_Task objective_.
In the records below, find each line containing the word "this" and copy it.

_Record list_.
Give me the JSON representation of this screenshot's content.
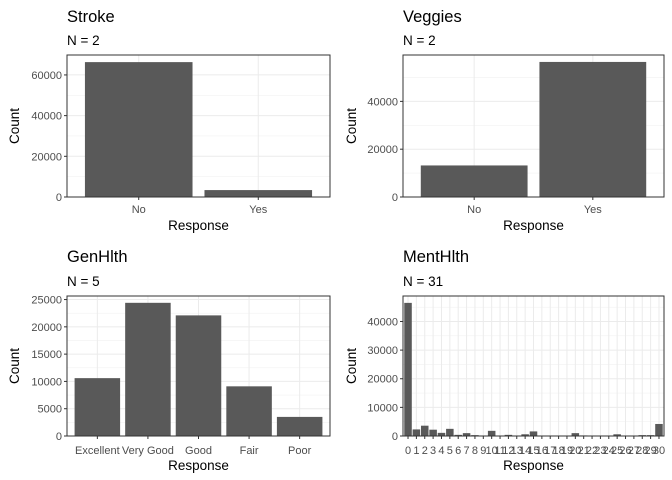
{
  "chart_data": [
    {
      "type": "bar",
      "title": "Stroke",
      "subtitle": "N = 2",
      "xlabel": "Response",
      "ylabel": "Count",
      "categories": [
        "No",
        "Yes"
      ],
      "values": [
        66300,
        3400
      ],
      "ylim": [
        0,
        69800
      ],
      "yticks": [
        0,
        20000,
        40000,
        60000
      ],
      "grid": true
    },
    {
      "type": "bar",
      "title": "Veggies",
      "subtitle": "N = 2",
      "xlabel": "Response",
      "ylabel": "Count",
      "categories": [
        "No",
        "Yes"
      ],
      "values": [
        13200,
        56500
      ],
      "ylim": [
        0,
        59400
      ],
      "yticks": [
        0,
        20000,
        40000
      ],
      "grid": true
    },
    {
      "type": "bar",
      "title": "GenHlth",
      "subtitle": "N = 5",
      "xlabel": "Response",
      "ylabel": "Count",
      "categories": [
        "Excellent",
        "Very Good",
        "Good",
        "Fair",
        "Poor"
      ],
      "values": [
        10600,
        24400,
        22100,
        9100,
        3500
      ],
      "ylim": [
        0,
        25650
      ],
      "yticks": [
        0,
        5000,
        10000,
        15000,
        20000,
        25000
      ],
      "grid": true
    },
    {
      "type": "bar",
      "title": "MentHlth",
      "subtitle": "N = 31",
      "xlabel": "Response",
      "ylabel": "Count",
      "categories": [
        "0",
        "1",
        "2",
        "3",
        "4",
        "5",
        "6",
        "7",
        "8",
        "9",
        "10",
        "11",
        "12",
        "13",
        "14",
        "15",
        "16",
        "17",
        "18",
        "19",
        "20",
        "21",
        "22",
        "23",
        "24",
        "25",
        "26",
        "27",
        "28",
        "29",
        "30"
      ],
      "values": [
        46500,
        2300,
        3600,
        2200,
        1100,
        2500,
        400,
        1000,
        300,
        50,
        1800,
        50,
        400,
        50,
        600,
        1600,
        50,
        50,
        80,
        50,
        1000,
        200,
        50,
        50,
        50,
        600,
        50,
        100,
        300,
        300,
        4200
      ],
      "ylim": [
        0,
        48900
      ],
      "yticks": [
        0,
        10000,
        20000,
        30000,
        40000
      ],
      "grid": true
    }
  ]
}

==

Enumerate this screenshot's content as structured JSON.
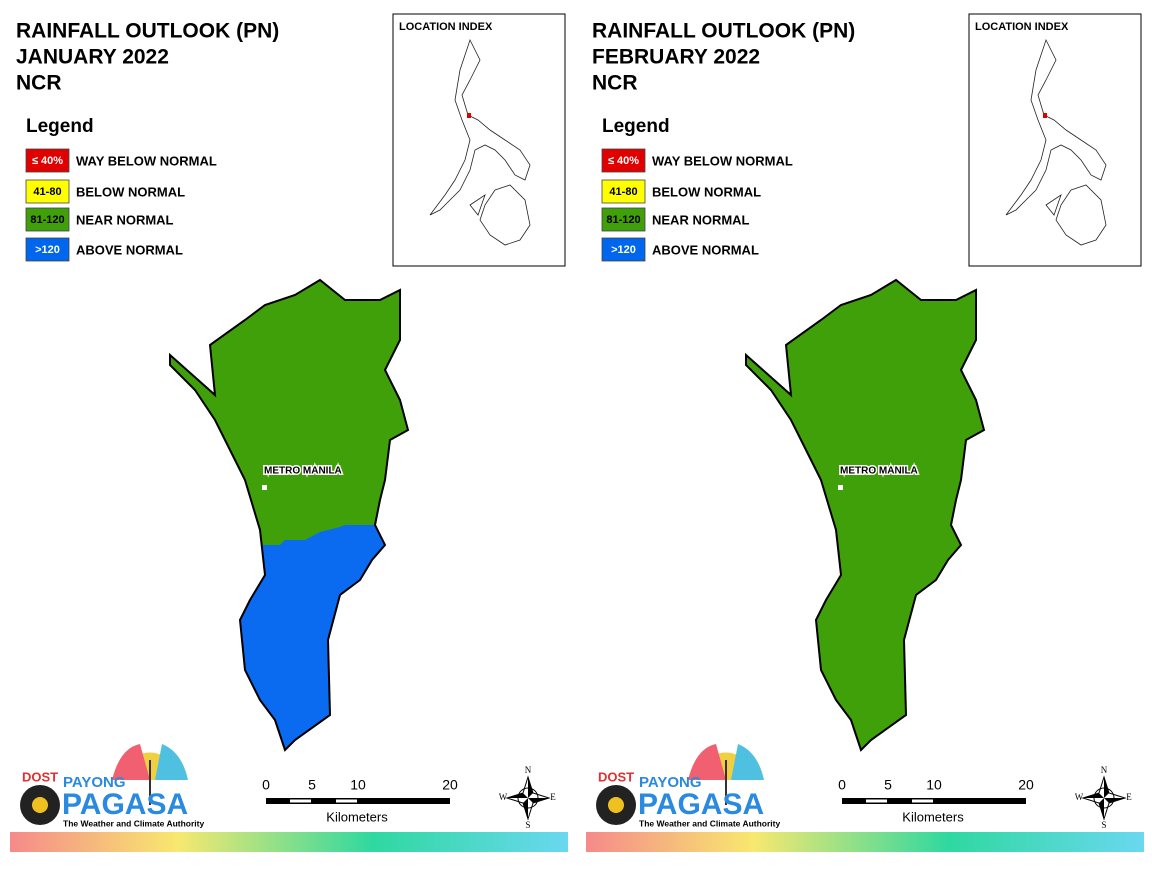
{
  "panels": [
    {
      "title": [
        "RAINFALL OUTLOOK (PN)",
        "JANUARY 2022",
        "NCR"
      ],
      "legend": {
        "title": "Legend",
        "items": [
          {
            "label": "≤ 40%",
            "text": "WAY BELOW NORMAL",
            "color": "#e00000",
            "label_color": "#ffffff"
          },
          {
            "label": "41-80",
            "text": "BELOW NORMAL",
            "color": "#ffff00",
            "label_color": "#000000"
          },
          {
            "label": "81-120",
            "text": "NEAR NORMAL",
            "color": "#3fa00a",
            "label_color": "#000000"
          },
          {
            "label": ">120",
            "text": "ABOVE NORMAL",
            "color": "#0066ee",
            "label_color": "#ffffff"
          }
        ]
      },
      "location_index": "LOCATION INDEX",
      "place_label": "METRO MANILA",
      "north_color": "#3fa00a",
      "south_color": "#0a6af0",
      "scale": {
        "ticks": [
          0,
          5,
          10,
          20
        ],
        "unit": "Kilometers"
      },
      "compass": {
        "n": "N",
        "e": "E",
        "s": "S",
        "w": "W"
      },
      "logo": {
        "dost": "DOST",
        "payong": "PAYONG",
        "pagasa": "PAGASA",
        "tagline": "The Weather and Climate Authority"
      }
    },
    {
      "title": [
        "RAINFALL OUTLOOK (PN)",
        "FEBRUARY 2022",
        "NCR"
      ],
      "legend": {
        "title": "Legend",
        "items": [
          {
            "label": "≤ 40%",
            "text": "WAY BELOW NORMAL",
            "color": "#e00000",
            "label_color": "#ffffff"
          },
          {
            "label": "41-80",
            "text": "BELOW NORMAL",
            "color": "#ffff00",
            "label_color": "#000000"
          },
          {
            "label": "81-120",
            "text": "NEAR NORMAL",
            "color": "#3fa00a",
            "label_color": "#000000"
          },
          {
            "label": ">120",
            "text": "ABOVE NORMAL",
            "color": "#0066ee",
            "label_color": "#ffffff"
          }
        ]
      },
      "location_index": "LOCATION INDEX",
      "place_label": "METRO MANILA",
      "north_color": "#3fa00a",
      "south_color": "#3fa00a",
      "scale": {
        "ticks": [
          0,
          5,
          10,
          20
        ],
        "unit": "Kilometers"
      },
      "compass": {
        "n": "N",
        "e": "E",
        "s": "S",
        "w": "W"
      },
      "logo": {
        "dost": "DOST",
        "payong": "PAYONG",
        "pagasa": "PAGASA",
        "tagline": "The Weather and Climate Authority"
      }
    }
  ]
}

---

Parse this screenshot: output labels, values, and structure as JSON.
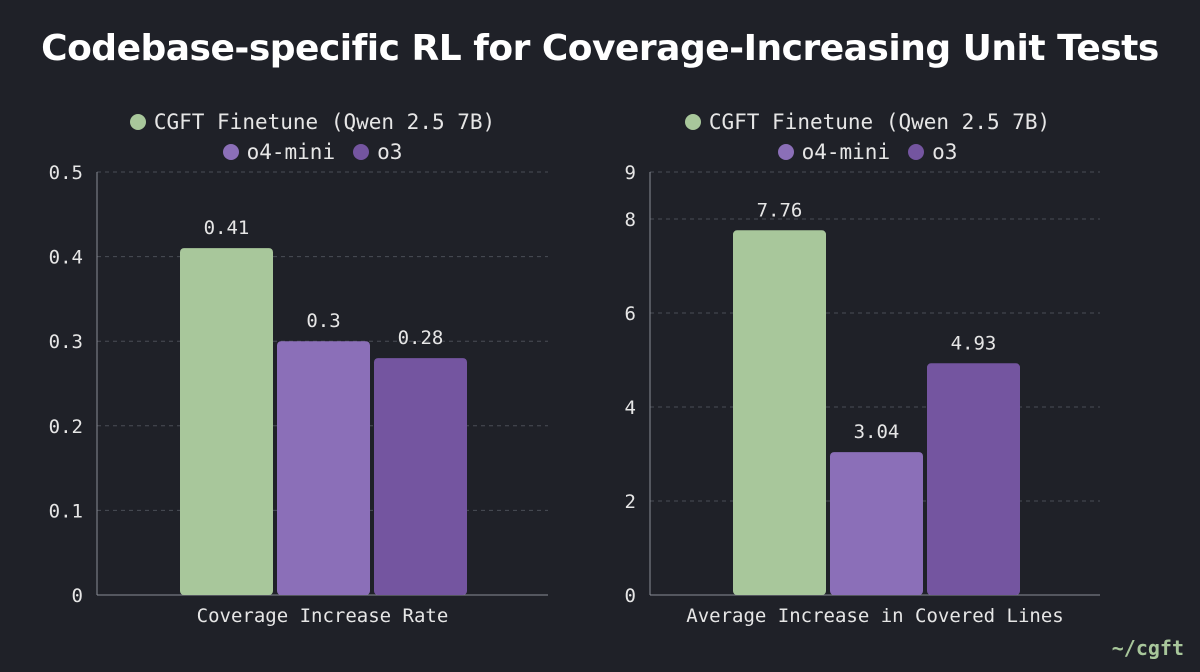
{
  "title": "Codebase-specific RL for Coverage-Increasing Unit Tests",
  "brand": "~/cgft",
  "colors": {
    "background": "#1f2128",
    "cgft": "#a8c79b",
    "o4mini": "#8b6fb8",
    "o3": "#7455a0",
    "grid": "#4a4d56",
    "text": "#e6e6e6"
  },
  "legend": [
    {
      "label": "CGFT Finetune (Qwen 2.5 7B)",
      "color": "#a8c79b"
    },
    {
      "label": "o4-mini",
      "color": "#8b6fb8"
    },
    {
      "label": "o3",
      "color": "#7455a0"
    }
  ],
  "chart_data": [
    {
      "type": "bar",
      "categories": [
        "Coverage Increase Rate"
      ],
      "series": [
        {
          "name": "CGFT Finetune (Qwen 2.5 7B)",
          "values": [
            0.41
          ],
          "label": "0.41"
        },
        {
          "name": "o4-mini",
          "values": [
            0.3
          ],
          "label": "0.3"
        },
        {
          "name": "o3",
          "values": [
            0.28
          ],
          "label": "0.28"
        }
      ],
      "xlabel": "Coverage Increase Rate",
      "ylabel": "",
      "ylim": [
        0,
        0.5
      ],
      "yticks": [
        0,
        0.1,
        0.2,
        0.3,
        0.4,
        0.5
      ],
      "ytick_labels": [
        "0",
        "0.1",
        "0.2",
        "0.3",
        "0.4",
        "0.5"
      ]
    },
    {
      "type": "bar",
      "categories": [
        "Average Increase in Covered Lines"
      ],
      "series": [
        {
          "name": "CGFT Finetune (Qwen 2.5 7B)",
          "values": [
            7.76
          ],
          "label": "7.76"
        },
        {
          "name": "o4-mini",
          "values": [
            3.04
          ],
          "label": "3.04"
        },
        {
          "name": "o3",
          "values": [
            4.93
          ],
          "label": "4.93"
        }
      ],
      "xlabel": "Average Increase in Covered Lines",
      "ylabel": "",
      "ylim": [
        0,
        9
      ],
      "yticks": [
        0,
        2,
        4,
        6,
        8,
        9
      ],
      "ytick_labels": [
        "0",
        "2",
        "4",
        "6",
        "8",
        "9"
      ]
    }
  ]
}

_Response_.
Give me the JSON representation of this screenshot's content.
Enumerate this screenshot's content as structured JSON.
Parse this screenshot: output labels, values, and structure as JSON.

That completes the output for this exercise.